* To be done
Report how many lines hold the string "name". Give the number and nothing else.

####################

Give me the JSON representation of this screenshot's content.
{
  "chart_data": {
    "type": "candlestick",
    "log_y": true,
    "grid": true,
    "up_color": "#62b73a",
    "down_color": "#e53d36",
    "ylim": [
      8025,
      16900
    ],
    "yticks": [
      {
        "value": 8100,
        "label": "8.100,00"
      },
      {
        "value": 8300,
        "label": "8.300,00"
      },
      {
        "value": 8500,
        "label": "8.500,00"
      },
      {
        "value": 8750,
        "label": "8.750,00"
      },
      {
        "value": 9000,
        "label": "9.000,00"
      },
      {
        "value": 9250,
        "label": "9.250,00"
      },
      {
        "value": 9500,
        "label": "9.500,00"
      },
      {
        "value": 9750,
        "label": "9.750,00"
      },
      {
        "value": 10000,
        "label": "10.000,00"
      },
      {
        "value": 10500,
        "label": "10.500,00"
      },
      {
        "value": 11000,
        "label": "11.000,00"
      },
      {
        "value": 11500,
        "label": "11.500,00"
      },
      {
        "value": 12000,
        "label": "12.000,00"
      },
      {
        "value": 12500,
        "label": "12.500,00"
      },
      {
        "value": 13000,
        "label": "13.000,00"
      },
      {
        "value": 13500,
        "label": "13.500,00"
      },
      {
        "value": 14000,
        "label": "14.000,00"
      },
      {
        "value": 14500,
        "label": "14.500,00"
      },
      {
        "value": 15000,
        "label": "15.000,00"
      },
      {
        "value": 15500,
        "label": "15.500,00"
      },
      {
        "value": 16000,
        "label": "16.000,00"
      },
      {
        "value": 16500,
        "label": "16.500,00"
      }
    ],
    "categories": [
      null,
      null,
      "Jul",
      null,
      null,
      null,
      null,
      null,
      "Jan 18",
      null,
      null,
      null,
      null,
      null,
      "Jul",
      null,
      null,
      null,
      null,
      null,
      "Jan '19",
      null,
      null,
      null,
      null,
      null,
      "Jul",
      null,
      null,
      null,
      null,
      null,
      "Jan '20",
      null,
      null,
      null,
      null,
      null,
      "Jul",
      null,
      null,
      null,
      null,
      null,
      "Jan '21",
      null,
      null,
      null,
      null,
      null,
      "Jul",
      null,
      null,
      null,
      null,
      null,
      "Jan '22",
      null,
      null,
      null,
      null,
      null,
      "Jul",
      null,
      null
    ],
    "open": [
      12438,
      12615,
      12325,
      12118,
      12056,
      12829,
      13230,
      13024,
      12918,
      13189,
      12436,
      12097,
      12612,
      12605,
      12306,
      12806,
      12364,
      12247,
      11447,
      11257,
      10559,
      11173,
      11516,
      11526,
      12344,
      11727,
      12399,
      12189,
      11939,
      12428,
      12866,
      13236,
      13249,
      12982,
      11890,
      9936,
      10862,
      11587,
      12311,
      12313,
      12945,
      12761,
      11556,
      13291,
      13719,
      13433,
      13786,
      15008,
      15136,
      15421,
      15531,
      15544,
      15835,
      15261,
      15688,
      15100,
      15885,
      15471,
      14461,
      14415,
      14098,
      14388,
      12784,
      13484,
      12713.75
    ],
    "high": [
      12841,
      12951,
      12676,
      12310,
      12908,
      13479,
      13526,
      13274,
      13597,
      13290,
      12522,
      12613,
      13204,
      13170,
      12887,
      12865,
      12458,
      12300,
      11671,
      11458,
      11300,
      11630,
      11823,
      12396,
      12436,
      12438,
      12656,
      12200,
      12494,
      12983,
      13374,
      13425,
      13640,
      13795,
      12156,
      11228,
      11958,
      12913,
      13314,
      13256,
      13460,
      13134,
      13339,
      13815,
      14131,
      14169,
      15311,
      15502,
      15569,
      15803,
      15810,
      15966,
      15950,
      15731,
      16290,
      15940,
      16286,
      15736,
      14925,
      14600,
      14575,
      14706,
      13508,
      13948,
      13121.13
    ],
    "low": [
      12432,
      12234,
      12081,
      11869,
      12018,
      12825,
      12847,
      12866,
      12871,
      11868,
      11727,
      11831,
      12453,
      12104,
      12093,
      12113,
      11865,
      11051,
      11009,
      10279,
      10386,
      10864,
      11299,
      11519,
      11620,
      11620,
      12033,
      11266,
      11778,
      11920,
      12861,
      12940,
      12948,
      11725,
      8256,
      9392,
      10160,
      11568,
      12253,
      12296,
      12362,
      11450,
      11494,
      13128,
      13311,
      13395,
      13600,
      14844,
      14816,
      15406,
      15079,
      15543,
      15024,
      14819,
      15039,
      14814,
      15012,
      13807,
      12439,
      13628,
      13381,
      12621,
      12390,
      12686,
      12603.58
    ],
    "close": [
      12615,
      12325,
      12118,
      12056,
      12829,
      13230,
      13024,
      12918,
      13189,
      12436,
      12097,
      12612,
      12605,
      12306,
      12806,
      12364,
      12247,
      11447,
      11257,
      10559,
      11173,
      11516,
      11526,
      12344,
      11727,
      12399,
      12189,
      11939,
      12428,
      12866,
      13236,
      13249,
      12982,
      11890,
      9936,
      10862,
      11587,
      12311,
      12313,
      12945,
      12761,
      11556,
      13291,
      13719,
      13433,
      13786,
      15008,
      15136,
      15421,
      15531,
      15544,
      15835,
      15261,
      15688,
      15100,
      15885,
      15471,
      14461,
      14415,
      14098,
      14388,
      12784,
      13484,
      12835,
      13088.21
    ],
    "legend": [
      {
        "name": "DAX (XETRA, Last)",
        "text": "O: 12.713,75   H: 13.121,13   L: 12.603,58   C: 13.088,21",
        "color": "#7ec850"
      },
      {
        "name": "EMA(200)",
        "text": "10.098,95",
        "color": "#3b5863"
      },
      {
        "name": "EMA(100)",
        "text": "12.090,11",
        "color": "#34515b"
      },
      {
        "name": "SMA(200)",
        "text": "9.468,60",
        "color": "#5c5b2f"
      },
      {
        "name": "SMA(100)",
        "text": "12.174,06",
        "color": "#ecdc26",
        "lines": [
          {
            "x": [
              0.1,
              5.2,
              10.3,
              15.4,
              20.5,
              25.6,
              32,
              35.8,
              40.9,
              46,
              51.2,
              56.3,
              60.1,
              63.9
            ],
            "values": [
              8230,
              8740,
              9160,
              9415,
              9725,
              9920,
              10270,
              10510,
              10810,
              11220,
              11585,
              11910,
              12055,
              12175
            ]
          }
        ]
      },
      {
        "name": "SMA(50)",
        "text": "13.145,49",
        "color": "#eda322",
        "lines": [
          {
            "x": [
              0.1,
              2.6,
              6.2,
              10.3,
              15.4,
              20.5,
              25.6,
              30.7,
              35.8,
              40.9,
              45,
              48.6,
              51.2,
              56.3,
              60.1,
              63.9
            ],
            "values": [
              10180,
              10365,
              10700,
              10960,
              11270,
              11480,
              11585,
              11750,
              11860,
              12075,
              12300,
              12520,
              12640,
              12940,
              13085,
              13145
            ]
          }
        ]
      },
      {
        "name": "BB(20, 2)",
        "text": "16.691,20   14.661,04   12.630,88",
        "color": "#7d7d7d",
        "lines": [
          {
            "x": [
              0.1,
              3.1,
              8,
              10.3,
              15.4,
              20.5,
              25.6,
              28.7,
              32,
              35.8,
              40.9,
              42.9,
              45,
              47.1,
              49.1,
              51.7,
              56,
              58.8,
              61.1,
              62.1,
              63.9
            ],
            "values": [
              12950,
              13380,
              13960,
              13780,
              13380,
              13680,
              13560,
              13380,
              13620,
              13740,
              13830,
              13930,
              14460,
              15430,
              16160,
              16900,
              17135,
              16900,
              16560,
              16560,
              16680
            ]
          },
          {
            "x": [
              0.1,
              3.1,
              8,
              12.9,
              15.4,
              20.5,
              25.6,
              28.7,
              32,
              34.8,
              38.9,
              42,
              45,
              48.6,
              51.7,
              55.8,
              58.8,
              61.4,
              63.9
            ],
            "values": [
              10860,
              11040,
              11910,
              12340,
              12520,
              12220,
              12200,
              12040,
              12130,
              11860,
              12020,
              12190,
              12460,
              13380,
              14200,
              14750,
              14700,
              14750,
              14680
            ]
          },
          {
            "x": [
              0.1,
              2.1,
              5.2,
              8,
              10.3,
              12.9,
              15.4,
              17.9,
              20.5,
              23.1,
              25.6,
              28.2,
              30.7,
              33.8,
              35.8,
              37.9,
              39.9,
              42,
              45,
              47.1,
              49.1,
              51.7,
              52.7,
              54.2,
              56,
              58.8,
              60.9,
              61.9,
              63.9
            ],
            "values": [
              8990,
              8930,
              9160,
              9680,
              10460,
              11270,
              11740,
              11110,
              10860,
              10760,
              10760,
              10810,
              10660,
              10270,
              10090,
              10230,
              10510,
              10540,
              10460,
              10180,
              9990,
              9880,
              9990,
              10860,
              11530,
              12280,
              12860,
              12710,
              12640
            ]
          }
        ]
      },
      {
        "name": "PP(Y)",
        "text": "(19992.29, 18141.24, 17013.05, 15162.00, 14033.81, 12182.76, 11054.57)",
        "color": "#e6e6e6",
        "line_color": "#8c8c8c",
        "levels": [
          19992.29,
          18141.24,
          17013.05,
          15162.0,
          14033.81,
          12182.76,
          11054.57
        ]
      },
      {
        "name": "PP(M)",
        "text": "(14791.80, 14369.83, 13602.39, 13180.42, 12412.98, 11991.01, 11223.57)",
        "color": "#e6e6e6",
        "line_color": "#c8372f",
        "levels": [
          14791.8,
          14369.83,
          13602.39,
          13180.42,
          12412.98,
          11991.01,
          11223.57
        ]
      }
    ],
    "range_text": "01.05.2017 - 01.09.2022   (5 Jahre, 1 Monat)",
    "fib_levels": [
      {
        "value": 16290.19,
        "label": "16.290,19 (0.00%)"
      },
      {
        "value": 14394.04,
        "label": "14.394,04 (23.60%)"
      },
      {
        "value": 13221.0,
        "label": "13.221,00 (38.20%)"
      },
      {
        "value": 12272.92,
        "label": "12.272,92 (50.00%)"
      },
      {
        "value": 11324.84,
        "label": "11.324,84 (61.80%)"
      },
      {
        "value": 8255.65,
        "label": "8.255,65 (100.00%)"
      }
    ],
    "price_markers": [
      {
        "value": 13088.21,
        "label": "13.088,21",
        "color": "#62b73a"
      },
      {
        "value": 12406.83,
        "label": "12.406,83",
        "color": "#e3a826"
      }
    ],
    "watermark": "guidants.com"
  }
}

####################

* Answer to the problem
9